• **EXERCISE TASK**
Copy all the material that follows, keeping every character the same.

• **AVAILABLE DATA**
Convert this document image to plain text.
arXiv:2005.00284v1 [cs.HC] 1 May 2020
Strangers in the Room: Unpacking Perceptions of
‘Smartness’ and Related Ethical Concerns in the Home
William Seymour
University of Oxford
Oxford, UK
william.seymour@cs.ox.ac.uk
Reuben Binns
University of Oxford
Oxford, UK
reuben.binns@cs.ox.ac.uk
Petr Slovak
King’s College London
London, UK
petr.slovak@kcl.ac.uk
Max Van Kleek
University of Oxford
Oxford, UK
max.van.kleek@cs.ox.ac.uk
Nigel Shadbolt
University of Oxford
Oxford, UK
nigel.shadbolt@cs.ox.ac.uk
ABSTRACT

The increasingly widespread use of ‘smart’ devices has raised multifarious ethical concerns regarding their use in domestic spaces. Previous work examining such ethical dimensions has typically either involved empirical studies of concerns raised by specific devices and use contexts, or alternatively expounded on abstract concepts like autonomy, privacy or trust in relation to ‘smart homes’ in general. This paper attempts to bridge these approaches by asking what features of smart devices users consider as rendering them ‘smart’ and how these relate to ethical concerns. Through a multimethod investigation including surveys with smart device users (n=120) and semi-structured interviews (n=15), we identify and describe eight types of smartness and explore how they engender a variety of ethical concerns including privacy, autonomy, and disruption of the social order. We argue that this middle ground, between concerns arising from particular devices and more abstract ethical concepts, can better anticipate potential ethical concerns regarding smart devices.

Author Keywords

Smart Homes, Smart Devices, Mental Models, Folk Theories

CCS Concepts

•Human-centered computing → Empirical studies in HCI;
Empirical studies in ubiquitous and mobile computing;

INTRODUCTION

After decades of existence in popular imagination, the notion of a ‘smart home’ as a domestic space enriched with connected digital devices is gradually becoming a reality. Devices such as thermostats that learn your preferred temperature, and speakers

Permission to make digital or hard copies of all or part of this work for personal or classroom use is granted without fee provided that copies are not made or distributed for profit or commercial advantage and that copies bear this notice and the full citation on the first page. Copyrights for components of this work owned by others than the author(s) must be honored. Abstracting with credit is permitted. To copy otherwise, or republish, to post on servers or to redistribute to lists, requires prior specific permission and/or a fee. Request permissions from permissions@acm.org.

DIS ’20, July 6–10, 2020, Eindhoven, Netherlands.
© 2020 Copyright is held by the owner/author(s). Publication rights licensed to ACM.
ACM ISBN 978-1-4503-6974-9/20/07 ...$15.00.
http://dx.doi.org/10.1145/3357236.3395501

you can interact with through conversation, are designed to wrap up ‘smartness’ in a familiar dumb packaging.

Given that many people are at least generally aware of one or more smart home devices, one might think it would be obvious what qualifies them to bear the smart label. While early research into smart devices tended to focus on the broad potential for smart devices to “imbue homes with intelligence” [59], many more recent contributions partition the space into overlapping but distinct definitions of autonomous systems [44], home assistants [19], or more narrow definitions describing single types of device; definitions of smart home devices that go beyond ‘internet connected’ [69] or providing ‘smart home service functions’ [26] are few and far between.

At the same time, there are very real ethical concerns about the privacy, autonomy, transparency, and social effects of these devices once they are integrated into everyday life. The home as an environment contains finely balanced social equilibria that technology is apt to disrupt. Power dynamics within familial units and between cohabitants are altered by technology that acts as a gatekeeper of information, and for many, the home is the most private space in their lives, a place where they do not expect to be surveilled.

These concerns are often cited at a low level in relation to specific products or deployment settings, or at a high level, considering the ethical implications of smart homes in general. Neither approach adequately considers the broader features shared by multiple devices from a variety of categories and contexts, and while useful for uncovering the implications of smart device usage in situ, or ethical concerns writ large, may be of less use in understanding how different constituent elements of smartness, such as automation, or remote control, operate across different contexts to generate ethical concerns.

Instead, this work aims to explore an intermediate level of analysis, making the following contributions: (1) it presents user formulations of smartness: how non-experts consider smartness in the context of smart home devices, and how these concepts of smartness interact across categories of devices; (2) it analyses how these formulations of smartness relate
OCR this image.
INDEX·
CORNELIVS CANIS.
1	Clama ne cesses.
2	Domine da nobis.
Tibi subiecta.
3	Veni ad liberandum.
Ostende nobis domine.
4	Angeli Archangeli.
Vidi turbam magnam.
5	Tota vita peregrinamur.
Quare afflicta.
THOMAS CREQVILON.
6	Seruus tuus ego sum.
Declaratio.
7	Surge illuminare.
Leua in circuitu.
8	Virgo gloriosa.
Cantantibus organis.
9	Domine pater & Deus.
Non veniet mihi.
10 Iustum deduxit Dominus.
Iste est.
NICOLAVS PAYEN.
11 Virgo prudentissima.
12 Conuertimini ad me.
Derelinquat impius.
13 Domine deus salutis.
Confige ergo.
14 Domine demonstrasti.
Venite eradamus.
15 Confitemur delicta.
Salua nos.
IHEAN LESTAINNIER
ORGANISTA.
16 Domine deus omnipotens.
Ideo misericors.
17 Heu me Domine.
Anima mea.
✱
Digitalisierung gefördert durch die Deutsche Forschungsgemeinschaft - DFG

• **RESPONSE TO THE TASK**
Convert this document image to plain text.
arXiv:2005.00284v1 [cs.HC] 1 May 2020
Strangers in the Room: Unpacking Perceptions of
‘Smartness’ and Related Ethical Concerns in the Home
William Seymour
University of Oxford
Oxford, UK
william.seymour@cs.ox.ac.uk
Reuben Binns
University of Oxford
Oxford, UK
reuben.binns@cs.ox.ac.uk
Petr Slovak
King’s College London
London, UK
petr.slovak@kcl.ac.uk
Max Van Kleek
University of Oxford
Oxford, UK
max.van.kleek@cs.ox.ac.uk
Nigel Shadbolt
University of Oxford
Oxford, UK
nigel.shadbolt@cs.ox.ac.uk
ABSTRACT

The increasingly widespread use of ‘smart’ devices has raised multifarious ethical concerns regarding their use in domestic spaces. Previous work examining such ethical dimensions has typically either involved empirical studies of concerns raised by specific devices and use contexts, or alternatively expounded on abstract concepts like autonomy, privacy or trust in relation to ‘smart homes’ in general. This paper attempts to bridge these approaches by asking what features of smart devices users consider as rendering them ‘smart’ and how these relate to ethical concerns. Through a multimethod investigation including surveys with smart device users (n=120) and semi-structured interviews (n=15), we identify and describe eight types of smartness and explore how they engender a variety of ethical concerns including privacy, autonomy, and disruption of the social order. We argue that this middle ground, between concerns arising from particular devices and more abstract ethical concepts, can better anticipate potential ethical concerns regarding smart devices.

Author Keywords

Smart Homes, Smart Devices, Mental Models, Folk Theories

CCS Concepts

•Human-centered computing → Empirical studies in HCI;
Empirical studies in ubiquitous and mobile computing;

INTRODUCTION

After decades of existence in popular imagination, the notion of a ‘smart home’ as a domestic space enriched with connected digital devices is gradually becoming a reality. Devices such as thermostats that learn your preferred temperature, and speakers

Permission to make digital or hard copies of all or part of this work for personal or classroom use is granted without fee provided that copies are not made or distributed for profit or commercial advantage and that copies bear this notice and the full citation on the first page. Copyrights for components of this work owned by others than the author(s) must be honored. Abstracting with credit is permitted. To copy otherwise, or republish, to post on servers or to redistribute to lists, requires prior specific permission and/or a fee. Request permissions from permissions@acm.org.

DIS ’20, July 6–10, 2020, Eindhoven, Netherlands.
© 2020 Copyright is held by the owner/author(s). Publication rights licensed to ACM.
ACM ISBN 978-1-4503-6974-9/20/07 ...$15.00.
http://dx.doi.org/10.1145/3357236.3395501

you can interact with through conversation, are designed to wrap up ‘smartness’ in a familiar dumb packaging.

Given that many people are at least generally aware of one or more smart home devices, one might think it would be obvious what qualifies them to bear the smart label. While early research into smart devices tended to focus on the broad potential for smart devices to “imbue homes with intelligence” [59], many more recent contributions partition the space into overlapping but distinct definitions of autonomous systems [44], home assistants [19], or more narrow definitions describing single types of device; definitions of smart home devices that go beyond ‘internet connected’ [69] or providing ‘smart home service functions’ [26] are few and far between.

At the same time, there are very real ethical concerns about the privacy, autonomy, transparency, and social effects of these devices once they are integrated into everyday life. The home as an environment contains finely balanced social equilibria that technology is apt to disrupt. Power dynamics within familial units and between cohabitants are altered by technology that acts as a gatekeeper of information, and for many, the home is the most private space in their lives, a place where they do not expect to be surveilled.

These concerns are often cited at a low level in relation to specific products or deployment settings, or at a high level, considering the ethical implications of smart homes in general. Neither approach adequately considers the broader features shared by multiple devices from a variety of categories and contexts, and while useful for uncovering the implications of smart device usage in situ, or ethical concerns writ large, may be of less use in understanding how different constituent elements of smartness, such as automation, or remote control, operate across different contexts to generate ethical concerns.

Instead, this work aims to explore an intermediate level of analysis, making the following contributions: (1) it presents user formulations of smartness: how non-experts consider smartness in the context of smart home devices, and how these concepts of smartness interact across categories of devices; (2) it analyses how these formulations of smartness relate
OCR this image.
INDEX·
CORNELIVS CANIS.
1	Clama ne cesses.
2	Domine da nobis.
Tibi subiecta.
3	Veni ad liberandum.
Ostende nobis domine.
4	Angeli Archangeli.
Vidi turbam magnam.
5	Tota vita peregrinamur.
Quare afflicta.
THOMAS CREQVILON.
6	Seruus tuus ego sum.
Declaratio.
7	Surge illuminare.
Leua in circuitu.
8	Virgo gloriosa.
Cantantibus organis.
9	Domine pater & Deus.
Non veniet mihi.
10 Iustum deduxit Dominus.
Iste est.
NICOLAVS PAYEN.
11 Virgo prudentissima.
12 Conuertimini ad me.
Derelinquat impius.
13 Domine deus salutis.
Confige ergo.
14 Domine demonstrasti.
Venite eradamus.
15 Confitemur delicta.
Salua nos.
IHEAN LESTAINNIER
ORGANISTA.
16 Domine deus omnipotens.
Ideo misericors.
17 Heu me Domine.
Anima mea.
✱
Digitalisierung gefördert durch die Deutsche Forschungsgemeinschaft - DFG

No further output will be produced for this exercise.